■ Directives:
• A. Using the excerpt on OPM's federal retirement proposals, answer these questions:
(i) Whom was OPM Director Jeff Pon's letter addressed to?
(ii) Participants in which retirement system would feel the deepest impacts?
(iii) On what date was Pon's letter sent?
• B. Write the next part of the excerpt on OPM's federal retirement proposals, picking up right after its last line.

The Office of Personnel Management has submitted several proposals that would significantly change the existing retirement system for current and future federal employees.

In a letter to House Speaker Paul Ryan (R-Wis.), OPM Director Jeff Pon outlined four major recommendations. Ultimately, the proposals would require current and future federal employees to contribute more to their retirement.

The legislative proposals would have the deepest impacts on Federal Employees’ Retirement System (FERS) participants, but Civil Service Retirement System (CSRS) participants would feel some effects as well.

OPM’s proposals mimic those that President Donald Trump has recommended during his past two budget requests. In a call with reporters last week, Pon suggested his agency would be aggressive and ambitious in making a wide variety of policy recommendations in the next six-to-seven months.

But Pon’s May 4 letter provides much more detail, including legislative language.

Specifically, OPM proposed:

• A increase in employee contributions by 1 percent per year “until the employee is contributing half of the current regular FERS employee normal cost percentage,”

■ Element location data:
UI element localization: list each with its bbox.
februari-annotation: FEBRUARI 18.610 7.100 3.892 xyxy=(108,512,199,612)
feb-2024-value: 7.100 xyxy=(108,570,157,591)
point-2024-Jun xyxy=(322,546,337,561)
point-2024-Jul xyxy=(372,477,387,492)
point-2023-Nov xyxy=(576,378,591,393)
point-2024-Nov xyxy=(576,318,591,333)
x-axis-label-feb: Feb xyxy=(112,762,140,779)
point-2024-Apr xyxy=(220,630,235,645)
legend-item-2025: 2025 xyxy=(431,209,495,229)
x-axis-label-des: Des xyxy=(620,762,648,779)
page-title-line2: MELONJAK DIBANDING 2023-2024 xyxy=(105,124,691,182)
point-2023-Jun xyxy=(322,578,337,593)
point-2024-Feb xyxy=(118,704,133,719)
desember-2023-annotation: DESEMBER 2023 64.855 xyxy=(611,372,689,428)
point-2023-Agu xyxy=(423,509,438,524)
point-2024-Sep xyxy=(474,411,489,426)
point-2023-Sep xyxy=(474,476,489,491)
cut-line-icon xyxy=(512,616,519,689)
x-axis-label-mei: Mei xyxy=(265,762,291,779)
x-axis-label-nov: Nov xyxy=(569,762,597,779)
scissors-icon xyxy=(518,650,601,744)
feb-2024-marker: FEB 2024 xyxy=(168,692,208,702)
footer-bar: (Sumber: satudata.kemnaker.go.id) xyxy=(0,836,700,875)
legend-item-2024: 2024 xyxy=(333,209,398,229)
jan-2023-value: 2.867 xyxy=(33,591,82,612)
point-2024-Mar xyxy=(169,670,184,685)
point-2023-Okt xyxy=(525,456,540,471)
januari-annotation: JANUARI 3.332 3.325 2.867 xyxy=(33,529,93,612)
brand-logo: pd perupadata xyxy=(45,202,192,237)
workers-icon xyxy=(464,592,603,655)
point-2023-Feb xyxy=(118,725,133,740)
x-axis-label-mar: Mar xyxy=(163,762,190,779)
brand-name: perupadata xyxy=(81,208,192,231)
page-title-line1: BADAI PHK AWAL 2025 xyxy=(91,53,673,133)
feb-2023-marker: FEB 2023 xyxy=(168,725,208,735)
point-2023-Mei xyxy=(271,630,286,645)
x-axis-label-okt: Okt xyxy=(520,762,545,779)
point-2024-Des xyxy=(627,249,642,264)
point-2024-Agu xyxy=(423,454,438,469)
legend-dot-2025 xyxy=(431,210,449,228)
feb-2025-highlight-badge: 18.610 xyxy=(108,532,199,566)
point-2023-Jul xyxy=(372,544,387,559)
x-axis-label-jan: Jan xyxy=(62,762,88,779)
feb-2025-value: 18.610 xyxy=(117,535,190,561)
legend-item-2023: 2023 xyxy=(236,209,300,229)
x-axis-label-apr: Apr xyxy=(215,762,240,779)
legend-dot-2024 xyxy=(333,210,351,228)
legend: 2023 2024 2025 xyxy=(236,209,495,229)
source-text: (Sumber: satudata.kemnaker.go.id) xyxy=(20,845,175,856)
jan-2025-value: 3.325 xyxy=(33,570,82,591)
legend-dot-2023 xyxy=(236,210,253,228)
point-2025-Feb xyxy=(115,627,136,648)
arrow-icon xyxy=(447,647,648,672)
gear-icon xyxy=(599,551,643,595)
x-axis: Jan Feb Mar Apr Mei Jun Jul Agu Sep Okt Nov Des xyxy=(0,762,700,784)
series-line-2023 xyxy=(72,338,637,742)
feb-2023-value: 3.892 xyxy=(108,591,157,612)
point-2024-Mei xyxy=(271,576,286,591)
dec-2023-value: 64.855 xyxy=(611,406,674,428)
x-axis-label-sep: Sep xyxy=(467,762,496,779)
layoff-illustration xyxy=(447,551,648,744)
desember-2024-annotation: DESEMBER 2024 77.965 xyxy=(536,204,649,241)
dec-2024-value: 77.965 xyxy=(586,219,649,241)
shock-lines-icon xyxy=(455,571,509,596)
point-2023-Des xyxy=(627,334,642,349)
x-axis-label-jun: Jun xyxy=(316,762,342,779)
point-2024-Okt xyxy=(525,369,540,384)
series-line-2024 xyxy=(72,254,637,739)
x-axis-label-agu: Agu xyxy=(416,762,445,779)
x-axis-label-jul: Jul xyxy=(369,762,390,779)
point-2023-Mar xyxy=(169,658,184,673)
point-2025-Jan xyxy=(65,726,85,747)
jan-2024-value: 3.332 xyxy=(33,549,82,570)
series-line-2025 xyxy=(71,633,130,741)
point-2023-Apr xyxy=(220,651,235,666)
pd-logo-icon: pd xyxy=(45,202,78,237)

■ Expected results:
• A.
(i) House Speaker Paul Ryan (R-Wis.)
(ii) The Federal Employees’ Retirement System (FERS)
(iii) May 4

• B.
• An elimination of the cost-of-living adjustment (COLA) for current and future FERS participants and a 0.5 percent cut to the COLA for CSRS participants of what the typical formula currently allows,
• Basing future retirement benefits on the average of an employee’s highest five years of salary, and
• An elimination of the FERS annuity supplement and the supplemental annuity for survivor annuitants, with some exceptions.

In total, OPM expects these proposals would save $143.5 billion over the next 10 years.

According to the American Federation of Government Employees (AFGE), which obtained OPM’s proposals and transmitted them to the media, the Trump administration wants to include these changes in the fiscal 2019 defense authorization act.

“Federal offices across the country are struggling to recruit and retain workers because federal wages and benefits are falling further behind the private sector,” AFGE National President J. David Cox said in a statement. “Yet the Trump administration wants to freeze employees’ wages next year and now is proposing to take away the retirement benefits they’ve worked a lifetime to earn.”

OPM, however, painted a different picture.

“The employee retirement landscape continues to evolve as private companies are providing less compensation in the form of retirement benefits,” Pon wrote. “The shift away from defined-benefit programs and cost-of-living adjustments for annuitants is part of that evolution. By comparison, the federal government continues to offer a generous package of retirement benefits.”

Unsurprisingly, OPM’s recommendations have the president’s and the Office of Management and Budget’s blessing.

“OMB further advises that it is willing to work with the Congress to ensure deficit savings are realized from the proposal to increase the contributions of federal employees and reduce the agency share of such costs by enacting legislation to reduce the non-defense discretionary caps starting in fiscal year 2019,” Pon wrote.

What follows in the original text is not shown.